[Dataset records on visual material]
***

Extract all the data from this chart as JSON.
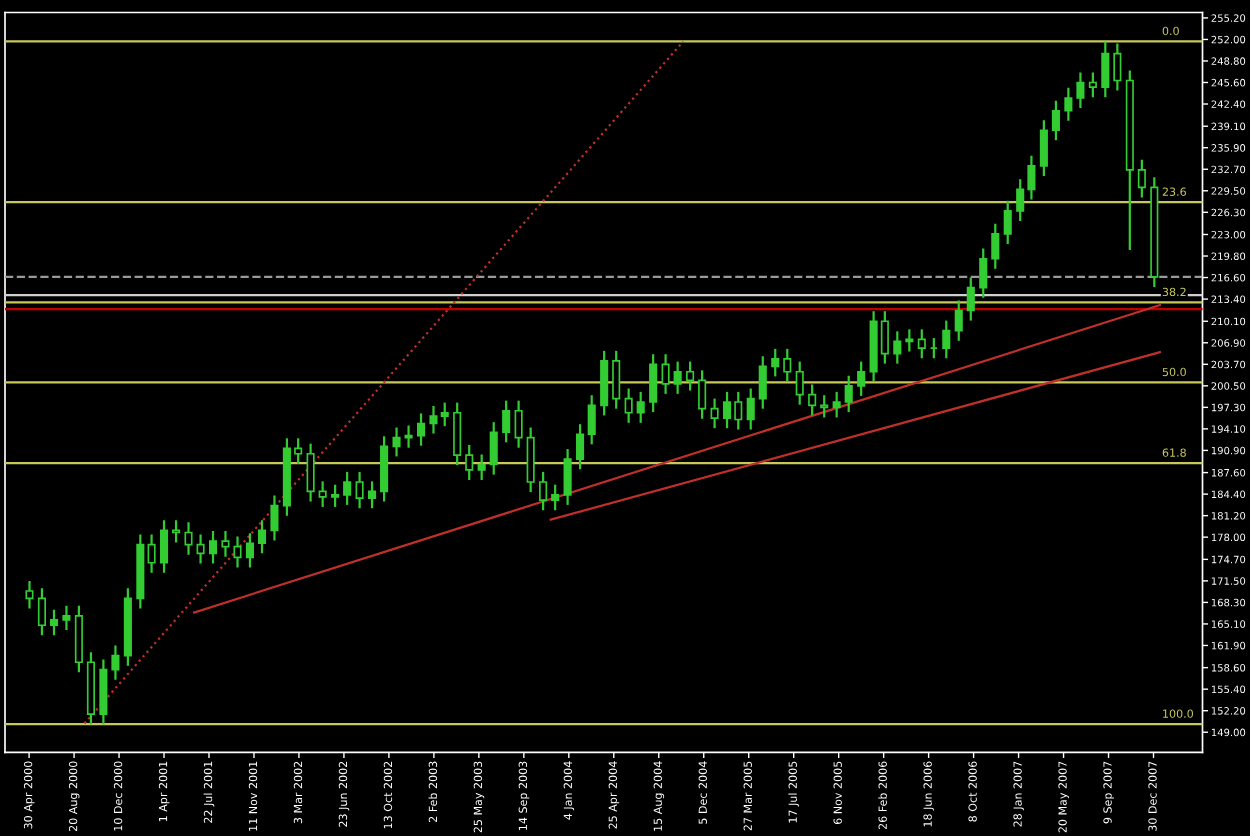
{
  "chart_data": {
    "type": "candlestick",
    "color": "#33cc33",
    "x": [
      "2000-05",
      "2000-06",
      "2000-07",
      "2000-08",
      "2000-09",
      "2000-10",
      "2000-11",
      "2000-12",
      "2001-01",
      "2001-02",
      "2001-03",
      "2001-04",
      "2001-05",
      "2001-06",
      "2001-07",
      "2001-08",
      "2001-09",
      "2001-10",
      "2001-11",
      "2001-12",
      "2002-01",
      "2002-02",
      "2002-03",
      "2002-04",
      "2002-05",
      "2002-06",
      "2002-07",
      "2002-08",
      "2002-09",
      "2002-10",
      "2002-11",
      "2002-12",
      "2003-01",
      "2003-02",
      "2003-03",
      "2003-04",
      "2003-05",
      "2003-06",
      "2003-07",
      "2003-08",
      "2003-09",
      "2003-10",
      "2003-11",
      "2003-12",
      "2004-01",
      "2004-02",
      "2004-03",
      "2004-04",
      "2004-05",
      "2004-06",
      "2004-07",
      "2004-08",
      "2004-09",
      "2004-10",
      "2004-11",
      "2004-12",
      "2005-01",
      "2005-02",
      "2005-03",
      "2005-04",
      "2005-05",
      "2005-06",
      "2005-07",
      "2005-08",
      "2005-09",
      "2005-10",
      "2005-11",
      "2005-12",
      "2006-01",
      "2006-02",
      "2006-03",
      "2006-04",
      "2006-05",
      "2006-06",
      "2006-07",
      "2006-08",
      "2006-09",
      "2006-10",
      "2006-11",
      "2006-12",
      "2007-01",
      "2007-02",
      "2007-03",
      "2007-04",
      "2007-05",
      "2007-06",
      "2007-07",
      "2007-08",
      "2007-09",
      "2007-10",
      "2007-11",
      "2007-12",
      "2008-01"
    ],
    "ohlc": [
      [
        170.0,
        171.5,
        167.4,
        168.9
      ],
      [
        168.9,
        170.4,
        163.4,
        164.9
      ],
      [
        164.9,
        167.2,
        163.4,
        165.7
      ],
      [
        165.7,
        167.8,
        164.2,
        166.3
      ],
      [
        166.3,
        167.8,
        157.9,
        159.4
      ],
      [
        159.4,
        160.9,
        150.2,
        151.7
      ],
      [
        151.7,
        159.8,
        150.2,
        158.3
      ],
      [
        158.3,
        161.9,
        156.8,
        160.4
      ],
      [
        160.4,
        170.4,
        158.9,
        168.9
      ],
      [
        168.9,
        178.4,
        167.4,
        176.9
      ],
      [
        176.9,
        178.4,
        172.7,
        174.2
      ],
      [
        174.2,
        180.5,
        172.7,
        179.0
      ],
      [
        179.0,
        180.5,
        177.2,
        178.7
      ],
      [
        178.7,
        180.2,
        175.4,
        176.9
      ],
      [
        176.9,
        178.4,
        174.1,
        175.6
      ],
      [
        175.6,
        178.9,
        174.1,
        177.4
      ],
      [
        177.4,
        178.9,
        175.1,
        176.6
      ],
      [
        176.6,
        178.1,
        173.5,
        175.0
      ],
      [
        175.0,
        178.6,
        173.5,
        177.1
      ],
      [
        177.1,
        180.5,
        175.6,
        179.0
      ],
      [
        179.0,
        184.2,
        177.5,
        182.7
      ],
      [
        182.7,
        192.7,
        181.2,
        191.2
      ],
      [
        191.2,
        192.7,
        188.9,
        190.4
      ],
      [
        190.4,
        191.9,
        183.3,
        184.8
      ],
      [
        184.8,
        186.3,
        182.5,
        184.0
      ],
      [
        184.0,
        185.8,
        182.5,
        184.3
      ],
      [
        184.3,
        187.7,
        182.8,
        186.2
      ],
      [
        186.2,
        187.7,
        182.3,
        183.8
      ],
      [
        183.8,
        186.3,
        182.3,
        184.8
      ],
      [
        184.8,
        193.0,
        183.3,
        191.5
      ],
      [
        191.5,
        194.3,
        190.0,
        192.8
      ],
      [
        192.8,
        194.6,
        191.3,
        193.1
      ],
      [
        193.1,
        196.4,
        191.6,
        194.9
      ],
      [
        194.9,
        197.5,
        193.4,
        196.0
      ],
      [
        196.0,
        198.0,
        194.5,
        196.5
      ],
      [
        196.5,
        198.0,
        188.7,
        190.2
      ],
      [
        190.2,
        191.7,
        186.5,
        188.0
      ],
      [
        188.0,
        190.3,
        186.5,
        188.8
      ],
      [
        188.8,
        195.1,
        187.3,
        193.6
      ],
      [
        193.6,
        198.3,
        192.1,
        196.8
      ],
      [
        196.8,
        198.3,
        191.3,
        192.8
      ],
      [
        192.8,
        194.3,
        184.7,
        186.2
      ],
      [
        186.2,
        187.7,
        182.0,
        183.5
      ],
      [
        183.5,
        185.8,
        182.0,
        184.3
      ],
      [
        184.3,
        191.1,
        182.8,
        189.6
      ],
      [
        189.6,
        194.8,
        188.1,
        193.3
      ],
      [
        193.3,
        199.1,
        191.8,
        197.6
      ],
      [
        197.6,
        205.7,
        196.1,
        204.2
      ],
      [
        204.2,
        205.7,
        197.1,
        198.6
      ],
      [
        198.6,
        200.1,
        195.0,
        196.5
      ],
      [
        196.5,
        199.6,
        195.0,
        198.1
      ],
      [
        198.1,
        205.2,
        196.6,
        203.7
      ],
      [
        203.7,
        205.2,
        199.3,
        200.8
      ],
      [
        200.8,
        204.1,
        199.3,
        202.6
      ],
      [
        202.6,
        204.1,
        199.8,
        201.3
      ],
      [
        201.3,
        202.8,
        195.6,
        197.1
      ],
      [
        197.1,
        198.6,
        194.2,
        195.7
      ],
      [
        195.7,
        199.6,
        194.2,
        198.1
      ],
      [
        198.1,
        199.6,
        194.0,
        195.5
      ],
      [
        195.5,
        200.1,
        194.0,
        198.6
      ],
      [
        198.6,
        204.9,
        197.1,
        203.4
      ],
      [
        203.4,
        206.0,
        201.9,
        204.5
      ],
      [
        204.5,
        206.0,
        201.1,
        202.6
      ],
      [
        202.6,
        204.1,
        197.7,
        199.2
      ],
      [
        199.2,
        200.7,
        196.1,
        197.6
      ],
      [
        197.6,
        199.1,
        195.8,
        197.3
      ],
      [
        197.3,
        199.6,
        195.8,
        198.1
      ],
      [
        198.1,
        202.0,
        196.6,
        200.5
      ],
      [
        200.5,
        204.1,
        199.0,
        202.6
      ],
      [
        202.6,
        211.6,
        201.1,
        210.1
      ],
      [
        210.1,
        211.6,
        203.8,
        205.3
      ],
      [
        205.3,
        208.6,
        203.8,
        207.1
      ],
      [
        207.1,
        208.9,
        205.6,
        207.4
      ],
      [
        207.4,
        208.9,
        204.6,
        206.1
      ],
      [
        206.1,
        207.6,
        204.6,
        206.1
      ],
      [
        206.1,
        210.2,
        204.6,
        208.7
      ],
      [
        208.7,
        213.2,
        207.2,
        211.7
      ],
      [
        211.7,
        216.6,
        210.2,
        215.1
      ],
      [
        215.1,
        220.9,
        213.6,
        219.4
      ],
      [
        219.4,
        224.6,
        217.9,
        223.1
      ],
      [
        223.1,
        228.0,
        221.6,
        226.5
      ],
      [
        226.5,
        231.2,
        225.0,
        229.7
      ],
      [
        229.7,
        234.7,
        228.2,
        233.2
      ],
      [
        233.2,
        240.0,
        231.7,
        238.5
      ],
      [
        238.5,
        242.9,
        237.0,
        241.4
      ],
      [
        241.4,
        244.8,
        239.9,
        243.3
      ],
      [
        243.3,
        247.1,
        241.8,
        245.6
      ],
      [
        245.6,
        247.1,
        243.4,
        244.9
      ],
      [
        244.9,
        251.7,
        243.4,
        249.9
      ],
      [
        249.9,
        251.4,
        244.4,
        245.9
      ],
      [
        245.9,
        247.4,
        220.7,
        232.6
      ],
      [
        232.6,
        234.1,
        228.5,
        230.0
      ],
      [
        230.0,
        231.5,
        215.2,
        216.7
      ]
    ],
    "series": [
      {
        "type": "line",
        "color": "#c0302a",
        "line_style": "solid",
        "x": [
          "2001-06-15",
          "2008-01-15"
        ],
        "values": [
          166.8,
          212.5
        ]
      },
      {
        "type": "line",
        "color": "#c0302a",
        "line_style": "solid",
        "x": [
          "2003-11-20",
          "2008-01-15"
        ],
        "values": [
          180.6,
          205.5
        ]
      },
      {
        "type": "line",
        "color": "#c0302a",
        "line_style": "dotted",
        "x": [
          "2000-09-15",
          "2004-10-15"
        ],
        "values": [
          150.3,
          251.7
        ]
      }
    ],
    "ref_lines": [
      {
        "axis": "y",
        "value": 251.7,
        "color": "#c8c85a",
        "line_style": "solid"
      },
      {
        "axis": "y",
        "value": 227.8,
        "color": "#c8c85a",
        "line_style": "solid"
      },
      {
        "axis": "y",
        "value": 212.9,
        "color": "#c8c85a",
        "line_style": "solid"
      },
      {
        "axis": "y",
        "value": 201.0,
        "color": "#c8c85a",
        "line_style": "solid"
      },
      {
        "axis": "y",
        "value": 189.0,
        "color": "#c8c85a",
        "line_style": "solid"
      },
      {
        "axis": "y",
        "value": 150.2,
        "color": "#c8c85a",
        "line_style": "solid"
      },
      {
        "axis": "y",
        "value": 216.7,
        "color": "#9a9a9a",
        "line_style": "dashed"
      },
      {
        "axis": "y",
        "value": 214.0,
        "color": "#d0d0d0",
        "line_style": "solid"
      },
      {
        "axis": "y",
        "value": 211.9,
        "color": "#c00000",
        "line_style": "solid"
      }
    ],
    "annotations": [
      {
        "text": "0.0",
        "x": "2008-01-20",
        "y": 251.7
      },
      {
        "text": "23.6",
        "x": "2008-01-20",
        "y": 227.8
      },
      {
        "text": "38.2",
        "x": "2008-01-20",
        "y": 212.9
      },
      {
        "text": "50.0",
        "x": "2008-01-20",
        "y": 201.0
      },
      {
        "text": "61.8",
        "x": "2008-01-20",
        "y": 189.0
      },
      {
        "text": "100.0",
        "x": "2008-01-20",
        "y": 150.2
      }
    ],
    "xlim": [
      "2000-03-01",
      "2008-04-30"
    ],
    "xticks": [
      {
        "value": "2000-04-30",
        "label": "30 Apr 2000"
      },
      {
        "value": "2000-08-20",
        "label": "20 Aug 2000"
      },
      {
        "value": "2000-12-10",
        "label": "10 Dec 2000"
      },
      {
        "value": "2001-04-01",
        "label": "1 Apr 2001"
      },
      {
        "value": "2001-07-22",
        "label": "22 Jul 2001"
      },
      {
        "value": "2001-11-11",
        "label": "11 Nov 2001"
      },
      {
        "value": "2002-03-03",
        "label": "3 Mar 2002"
      },
      {
        "value": "2002-06-23",
        "label": "23 Jun 2002"
      },
      {
        "value": "2002-10-13",
        "label": "13 Oct 2002"
      },
      {
        "value": "2003-02-02",
        "label": "2 Feb 2003"
      },
      {
        "value": "2003-05-25",
        "label": "25 May 2003"
      },
      {
        "value": "2003-09-14",
        "label": "14 Sep 2003"
      },
      {
        "value": "2004-01-04",
        "label": "4 Jan 2004"
      },
      {
        "value": "2004-04-25",
        "label": "25 Apr 2004"
      },
      {
        "value": "2004-08-15",
        "label": "15 Aug 2004"
      },
      {
        "value": "2004-12-05",
        "label": "5 Dec 2004"
      },
      {
        "value": "2005-03-27",
        "label": "27 Mar 2005"
      },
      {
        "value": "2005-07-17",
        "label": "17 Jul 2005"
      },
      {
        "value": "2005-11-06",
        "label": "6 Nov 2005"
      },
      {
        "value": "2006-02-26",
        "label": "26 Feb 2006"
      },
      {
        "value": "2006-06-18",
        "label": "18 Jun 2006"
      },
      {
        "value": "2006-10-08",
        "label": "8 Oct 2006"
      },
      {
        "value": "2007-01-28",
        "label": "28 Jan 2007"
      },
      {
        "value": "2007-05-20",
        "label": "20 May 2007"
      },
      {
        "value": "2007-09-09",
        "label": "9 Sep 2007"
      },
      {
        "value": "2007-12-30",
        "label": "30 Dec 2007"
      }
    ],
    "ylim": [
      146.0,
      256.0
    ],
    "yticks": [
      {
        "value": 149.0,
        "label": "149.00"
      },
      {
        "value": 152.2,
        "label": "152.20"
      },
      {
        "value": 155.4,
        "label": "155.40"
      },
      {
        "value": 158.6,
        "label": "158.60"
      },
      {
        "value": 161.9,
        "label": "161.90"
      },
      {
        "value": 165.1,
        "label": "165.10"
      },
      {
        "value": 168.3,
        "label": "168.30"
      },
      {
        "value": 171.5,
        "label": "171.50"
      },
      {
        "value": 174.7,
        "label": "174.70"
      },
      {
        "value": 178.0,
        "label": "178.00"
      },
      {
        "value": 181.2,
        "label": "181.20"
      },
      {
        "value": 184.4,
        "label": "184.40"
      },
      {
        "value": 187.6,
        "label": "187.60"
      },
      {
        "value": 190.9,
        "label": "190.90"
      },
      {
        "value": 194.1,
        "label": "194.10"
      },
      {
        "value": 197.3,
        "label": "197.30"
      },
      {
        "value": 200.5,
        "label": "200.50"
      },
      {
        "value": 203.7,
        "label": "203.70"
      },
      {
        "value": 206.9,
        "label": "206.90"
      },
      {
        "value": 210.1,
        "label": "210.10"
      },
      {
        "value": 213.4,
        "label": "213.40"
      },
      {
        "value": 216.6,
        "label": "216.60"
      },
      {
        "value": 219.8,
        "label": "219.80"
      },
      {
        "value": 223.0,
        "label": "223.00"
      },
      {
        "value": 226.3,
        "label": "226.30"
      },
      {
        "value": 229.5,
        "label": "229.50"
      },
      {
        "value": 232.7,
        "label": "232.70"
      },
      {
        "value": 235.9,
        "label": "235.90"
      },
      {
        "value": 239.1,
        "label": "239.10"
      },
      {
        "value": 242.4,
        "label": "242.40"
      },
      {
        "value": 245.6,
        "label": "245.60"
      },
      {
        "value": 248.8,
        "label": "248.80"
      },
      {
        "value": 252.0,
        "label": "252.00"
      },
      {
        "value": 255.2,
        "label": "255.20"
      }
    ]
  }
}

***

◆ What is being asked: Search the entries for the word "text", then gather every line that has it.

◆ Exercise result:
        "text": "0.0",
        "text": "23.6",
        "text": "38.2",
        "text": "50.0",
        "text": "61.8",
        "text": "100.0",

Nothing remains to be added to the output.